◆ Raw records:
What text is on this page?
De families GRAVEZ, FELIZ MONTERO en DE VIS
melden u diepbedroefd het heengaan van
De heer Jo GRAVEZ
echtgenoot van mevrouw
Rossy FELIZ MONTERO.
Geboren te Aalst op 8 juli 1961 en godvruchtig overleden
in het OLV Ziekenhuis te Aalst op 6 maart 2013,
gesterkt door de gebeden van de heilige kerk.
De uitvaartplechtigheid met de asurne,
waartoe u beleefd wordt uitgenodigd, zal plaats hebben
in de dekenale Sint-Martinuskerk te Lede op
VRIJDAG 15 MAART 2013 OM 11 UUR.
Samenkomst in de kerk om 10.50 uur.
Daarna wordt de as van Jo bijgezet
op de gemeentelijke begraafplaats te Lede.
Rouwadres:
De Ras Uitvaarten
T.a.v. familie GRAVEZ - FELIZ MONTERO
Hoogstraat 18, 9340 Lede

◆ Instructions for the task: Copy every line of the listing where the word "FELIZ" appears.

◆ Exercise response:
De families GRAVEZ, FELIZ MONTERO en DE VIS
Rossy FELIZ MONTERO.
T.a.v. familie GRAVEZ - FELIZ MONTERO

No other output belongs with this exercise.